## What you need to do
Restate all entries exactly.

===== Materials provided =====

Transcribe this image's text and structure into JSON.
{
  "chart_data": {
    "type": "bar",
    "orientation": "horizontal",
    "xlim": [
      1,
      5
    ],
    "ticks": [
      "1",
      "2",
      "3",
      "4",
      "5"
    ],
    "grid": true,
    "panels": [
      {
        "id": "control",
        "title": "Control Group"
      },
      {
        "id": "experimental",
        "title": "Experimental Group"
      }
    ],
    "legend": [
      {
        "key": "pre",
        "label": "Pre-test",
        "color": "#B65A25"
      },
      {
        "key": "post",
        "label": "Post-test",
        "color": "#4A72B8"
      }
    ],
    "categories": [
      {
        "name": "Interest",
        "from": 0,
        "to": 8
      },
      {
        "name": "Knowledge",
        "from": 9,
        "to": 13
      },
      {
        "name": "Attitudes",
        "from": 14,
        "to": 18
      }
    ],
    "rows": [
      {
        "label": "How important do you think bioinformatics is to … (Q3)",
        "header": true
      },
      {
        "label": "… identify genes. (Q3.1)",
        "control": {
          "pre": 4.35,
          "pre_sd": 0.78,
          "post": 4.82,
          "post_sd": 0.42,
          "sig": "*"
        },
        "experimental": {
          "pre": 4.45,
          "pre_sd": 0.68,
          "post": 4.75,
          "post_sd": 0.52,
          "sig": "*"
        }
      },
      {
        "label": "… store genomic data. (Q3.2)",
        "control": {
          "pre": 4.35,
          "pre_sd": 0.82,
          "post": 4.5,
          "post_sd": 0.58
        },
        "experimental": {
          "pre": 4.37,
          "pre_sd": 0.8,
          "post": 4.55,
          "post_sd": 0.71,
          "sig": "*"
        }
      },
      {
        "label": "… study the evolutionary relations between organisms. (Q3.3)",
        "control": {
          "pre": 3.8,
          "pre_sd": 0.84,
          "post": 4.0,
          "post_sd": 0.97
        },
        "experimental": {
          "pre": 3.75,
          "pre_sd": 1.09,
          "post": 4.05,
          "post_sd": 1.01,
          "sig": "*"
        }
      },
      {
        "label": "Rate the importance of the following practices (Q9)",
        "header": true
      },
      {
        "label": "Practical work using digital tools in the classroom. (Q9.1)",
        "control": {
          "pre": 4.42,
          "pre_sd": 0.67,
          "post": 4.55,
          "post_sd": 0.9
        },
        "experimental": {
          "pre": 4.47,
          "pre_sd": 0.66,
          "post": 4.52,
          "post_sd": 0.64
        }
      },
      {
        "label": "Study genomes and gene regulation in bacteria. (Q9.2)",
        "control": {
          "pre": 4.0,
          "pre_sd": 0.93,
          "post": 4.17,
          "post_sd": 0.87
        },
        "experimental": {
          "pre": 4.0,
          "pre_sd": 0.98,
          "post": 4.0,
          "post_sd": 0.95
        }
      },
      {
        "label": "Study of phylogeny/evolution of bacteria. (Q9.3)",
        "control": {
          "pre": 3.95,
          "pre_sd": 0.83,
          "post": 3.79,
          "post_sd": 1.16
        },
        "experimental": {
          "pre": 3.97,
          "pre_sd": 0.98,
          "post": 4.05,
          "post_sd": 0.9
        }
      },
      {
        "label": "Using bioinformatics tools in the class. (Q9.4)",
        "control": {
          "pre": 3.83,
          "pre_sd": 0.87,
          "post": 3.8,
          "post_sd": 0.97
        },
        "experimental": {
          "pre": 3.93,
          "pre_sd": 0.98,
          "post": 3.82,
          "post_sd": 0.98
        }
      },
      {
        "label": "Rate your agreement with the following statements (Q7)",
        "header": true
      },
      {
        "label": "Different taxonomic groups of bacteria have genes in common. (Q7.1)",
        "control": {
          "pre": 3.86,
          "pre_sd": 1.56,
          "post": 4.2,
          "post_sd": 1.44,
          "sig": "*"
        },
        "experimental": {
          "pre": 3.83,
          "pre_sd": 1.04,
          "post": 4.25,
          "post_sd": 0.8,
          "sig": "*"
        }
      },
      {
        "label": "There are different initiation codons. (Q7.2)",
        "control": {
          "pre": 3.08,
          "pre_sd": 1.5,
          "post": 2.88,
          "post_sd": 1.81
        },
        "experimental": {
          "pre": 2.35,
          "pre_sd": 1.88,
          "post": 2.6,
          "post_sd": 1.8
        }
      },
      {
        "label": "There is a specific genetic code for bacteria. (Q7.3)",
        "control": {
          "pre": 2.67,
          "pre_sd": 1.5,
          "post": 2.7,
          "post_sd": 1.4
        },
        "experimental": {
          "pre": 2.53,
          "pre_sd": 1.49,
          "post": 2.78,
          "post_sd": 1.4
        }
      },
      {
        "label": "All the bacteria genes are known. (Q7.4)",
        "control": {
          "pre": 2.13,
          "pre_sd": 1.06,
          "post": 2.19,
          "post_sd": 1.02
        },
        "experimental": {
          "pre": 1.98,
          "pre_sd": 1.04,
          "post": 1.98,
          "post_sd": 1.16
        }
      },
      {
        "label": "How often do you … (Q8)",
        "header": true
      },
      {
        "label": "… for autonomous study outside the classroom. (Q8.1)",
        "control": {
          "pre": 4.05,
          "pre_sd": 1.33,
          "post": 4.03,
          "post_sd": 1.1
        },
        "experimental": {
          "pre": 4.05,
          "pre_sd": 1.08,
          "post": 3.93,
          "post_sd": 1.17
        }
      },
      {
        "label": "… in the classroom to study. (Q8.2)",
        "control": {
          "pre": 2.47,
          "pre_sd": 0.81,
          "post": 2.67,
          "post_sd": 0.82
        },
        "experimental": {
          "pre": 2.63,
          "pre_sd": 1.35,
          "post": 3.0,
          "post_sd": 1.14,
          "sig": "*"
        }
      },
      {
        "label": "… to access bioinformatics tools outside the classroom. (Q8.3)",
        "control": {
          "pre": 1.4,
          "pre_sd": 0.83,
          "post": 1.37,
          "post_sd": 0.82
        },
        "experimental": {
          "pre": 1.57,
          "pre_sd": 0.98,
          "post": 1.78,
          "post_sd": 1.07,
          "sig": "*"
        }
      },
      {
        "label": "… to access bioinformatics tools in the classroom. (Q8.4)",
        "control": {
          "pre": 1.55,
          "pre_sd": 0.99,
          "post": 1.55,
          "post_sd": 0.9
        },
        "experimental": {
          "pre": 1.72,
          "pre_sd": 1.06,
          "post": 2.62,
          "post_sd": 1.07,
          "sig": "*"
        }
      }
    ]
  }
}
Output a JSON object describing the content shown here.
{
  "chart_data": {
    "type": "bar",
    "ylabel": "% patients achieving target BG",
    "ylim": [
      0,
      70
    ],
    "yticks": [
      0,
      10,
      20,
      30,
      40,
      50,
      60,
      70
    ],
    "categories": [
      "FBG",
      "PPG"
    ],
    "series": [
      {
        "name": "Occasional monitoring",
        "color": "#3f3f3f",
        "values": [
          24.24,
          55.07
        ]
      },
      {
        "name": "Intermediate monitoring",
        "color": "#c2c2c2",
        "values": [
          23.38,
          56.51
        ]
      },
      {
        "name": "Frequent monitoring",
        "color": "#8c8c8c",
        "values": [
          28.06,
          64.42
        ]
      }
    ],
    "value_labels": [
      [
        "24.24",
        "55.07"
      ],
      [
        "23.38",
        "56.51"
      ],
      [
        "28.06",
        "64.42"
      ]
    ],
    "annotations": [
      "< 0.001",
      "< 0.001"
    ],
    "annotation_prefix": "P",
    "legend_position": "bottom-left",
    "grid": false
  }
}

=====

## Answer below
Transcribe this image's text and structure into JSON.
{
  "chart_data": {
    "type": "bar",
    "orientation": "horizontal",
    "xlim": [
      1,
      5
    ],
    "ticks": [
      "1",
      "2",
      "3",
      "4",
      "5"
    ],
    "grid": true,
    "panels": [
      {
        "id": "control",
        "title": "Control Group"
      },
      {
        "id": "experimental",
        "title": "Experimental Group"
      }
    ],
    "legend": [
      {
        "key": "pre",
        "label": "Pre-test",
        "color": "#B65A25"
      },
      {
        "key": "post",
        "label": "Post-test",
        "color": "#4A72B8"
      }
    ],
    "categories": [
      {
        "name": "Interest",
        "from": 0,
        "to": 8
      },
      {
        "name": "Knowledge",
        "from": 9,
        "to": 13
      },
      {
        "name": "Attitudes",
        "from": 14,
        "to": 18
      }
    ],
    "rows": [
      {
        "label": "How important do you think bioinformatics is to … (Q3)",
        "header": true
      },
      {
        "label": "… identify genes. (Q3.1)",
        "control": {
          "pre": 4.35,
          "pre_sd": 0.78,
          "post": 4.82,
          "post_sd": 0.42,
          "sig": "*"
        },
        "experimental": {
          "pre": 4.45,
          "pre_sd": 0.68,
          "post": 4.75,
          "post_sd": 0.52,
          "sig": "*"
        }
      },
      {
        "label": "… store genomic data. (Q3.2)",
        "control": {
          "pre": 4.35,
          "pre_sd": 0.82,
          "post": 4.5,
          "post_sd": 0.58
        },
        "experimental": {
          "pre": 4.37,
          "pre_sd": 0.8,
          "post": 4.55,
          "post_sd": 0.71,
          "sig": "*"
        }
      },
      {
        "label": "… study the evolutionary relations between organisms. (Q3.3)",
        "control": {
          "pre": 3.8,
          "pre_sd": 0.84,
          "post": 4.0,
          "post_sd": 0.97
        },
        "experimental": {
          "pre": 3.75,
          "pre_sd": 1.09,
          "post": 4.05,
          "post_sd": 1.01,
          "sig": "*"
        }
      },
      {
        "label": "Rate the importance of the following practices (Q9)",
        "header": true
      },
      {
        "label": "Practical work using digital tools in the classroom. (Q9.1)",
        "control": {
          "pre": 4.42,
          "pre_sd": 0.67,
          "post": 4.55,
          "post_sd": 0.9
        },
        "experimental": {
          "pre": 4.47,
          "pre_sd": 0.66,
          "post": 4.52,
          "post_sd": 0.64
        }
      },
      {
        "label": "Study genomes and gene regulation in bacteria. (Q9.2)",
        "control": {
          "pre": 4.0,
          "pre_sd": 0.93,
          "post": 4.17,
          "post_sd": 0.87
        },
        "experimental": {
          "pre": 4.0,
          "pre_sd": 0.98,
          "post": 4.0,
          "post_sd": 0.95
        }
      },
      {
        "label": "Study of phylogeny/evolution of bacteria. (Q9.3)",
        "control": {
          "pre": 3.95,
          "pre_sd": 0.83,
          "post": 3.79,
          "post_sd": 1.16
        },
        "experimental": {
          "pre": 3.97,
          "pre_sd": 0.98,
          "post": 4.05,
          "post_sd": 0.9
        }
      },
      {
        "label": "Using bioinformatics tools in the class. (Q9.4)",
        "control": {
          "pre": 3.83,
          "pre_sd": 0.87,
          "post": 3.8,
          "post_sd": 0.97
        },
        "experimental": {
          "pre": 3.93,
          "pre_sd": 0.98,
          "post": 3.82,
          "post_sd": 0.98
        }
      },
      {
        "label": "Rate your agreement with the following statements (Q7)",
        "header": true
      },
      {
        "label": "Different taxonomic groups of bacteria have genes in common. (Q7.1)",
        "control": {
          "pre": 3.86,
          "pre_sd": 1.56,
          "post": 4.2,
          "post_sd": 1.44,
          "sig": "*"
        },
        "experimental": {
          "pre": 3.83,
          "pre_sd": 1.04,
          "post": 4.25,
          "post_sd": 0.8,
          "sig": "*"
        }
      },
      {
        "label": "There are different initiation codons. (Q7.2)",
        "control": {
          "pre": 3.08,
          "pre_sd": 1.5,
          "post": 2.88,
          "post_sd": 1.81
        },
        "experimental": {
          "pre": 2.35,
          "pre_sd": 1.88,
          "post": 2.6,
          "post_sd": 1.8
        }
      },
      {
        "label": "There is a specific genetic code for bacteria. (Q7.3)",
        "control": {
          "pre": 2.67,
          "pre_sd": 1.5,
          "post": 2.7,
          "post_sd": 1.4
        },
        "experimental": {
          "pre": 2.53,
          "pre_sd": 1.49,
          "post": 2.78,
          "post_sd": 1.4
        }
      },
      {
        "label": "All the bacteria genes are known. (Q7.4)",
        "control": {
          "pre": 2.13,
          "pre_sd": 1.06,
          "post": 2.19,
          "post_sd": 1.02
        },
        "experimental": {
          "pre": 1.98,
          "pre_sd": 1.04,
          "post": 1.98,
          "post_sd": 1.16
        }
      },
      {
        "label": "How often do you … (Q8)",
        "header": true
      },
      {
        "label": "… for autonomous study outside the classroom. (Q8.1)",
        "control": {
          "pre": 4.05,
          "pre_sd": 1.33,
          "post": 4.03,
          "post_sd": 1.1
        },
        "experimental": {
          "pre": 4.05,
          "pre_sd": 1.08,
          "post": 3.93,
          "post_sd": 1.17
        }
      },
      {
        "label": "… in the classroom to study. (Q8.2)",
        "control": {
          "pre": 2.47,
          "pre_sd": 0.81,
          "post": 2.67,
          "post_sd": 0.82
        },
        "experimental": {
          "pre": 2.63,
          "pre_sd": 1.35,
          "post": 3.0,
          "post_sd": 1.14,
          "sig": "*"
        }
      },
      {
        "label": "… to access bioinformatics tools outside the classroom. (Q8.3)",
        "control": {
          "pre": 1.4,
          "pre_sd": 0.83,
          "post": 1.37,
          "post_sd": 0.82
        },
        "experimental": {
          "pre": 1.57,
          "pre_sd": 0.98,
          "post": 1.78,
          "post_sd": 1.07,
          "sig": "*"
        }
      },
      {
        "label": "… to access bioinformatics tools in the classroom. (Q8.4)",
        "control": {
          "pre": 1.55,
          "pre_sd": 0.99,
          "post": 1.55,
          "post_sd": 0.9
        },
        "experimental": {
          "pre": 1.72,
          "pre_sd": 1.06,
          "post": 2.62,
          "post_sd": 1.07,
          "sig": "*"
        }
      }
    ]
  }
}
Output a JSON object describing the content shown here.
{
  "chart_data": {
    "type": "bar",
    "ylabel": "% patients achieving target BG",
    "ylim": [
      0,
      70
    ],
    "yticks": [
      0,
      10,
      20,
      30,
      40,
      50,
      60,
      70
    ],
    "categories": [
      "FBG",
      "PPG"
    ],
    "series": [
      {
        "name": "Occasional monitoring",
        "color": "#3f3f3f",
        "values": [
          24.24,
          55.07
        ]
      },
      {
        "name": "Intermediate monitoring",
        "color": "#c2c2c2",
        "values": [
          23.38,
          56.51
        ]
      },
      {
        "name": "Frequent monitoring",
        "color": "#8c8c8c",
        "values": [
          28.06,
          64.42
        ]
      }
    ],
    "value_labels": [
      [
        "24.24",
        "55.07"
      ],
      [
        "23.38",
        "56.51"
      ],
      [
        "28.06",
        "64.42"
      ]
    ],
    "annotations": [
      "< 0.001",
      "< 0.001"
    ],
    "annotation_prefix": "P",
    "legend_position": "bottom-left",
    "grid": false
  }
}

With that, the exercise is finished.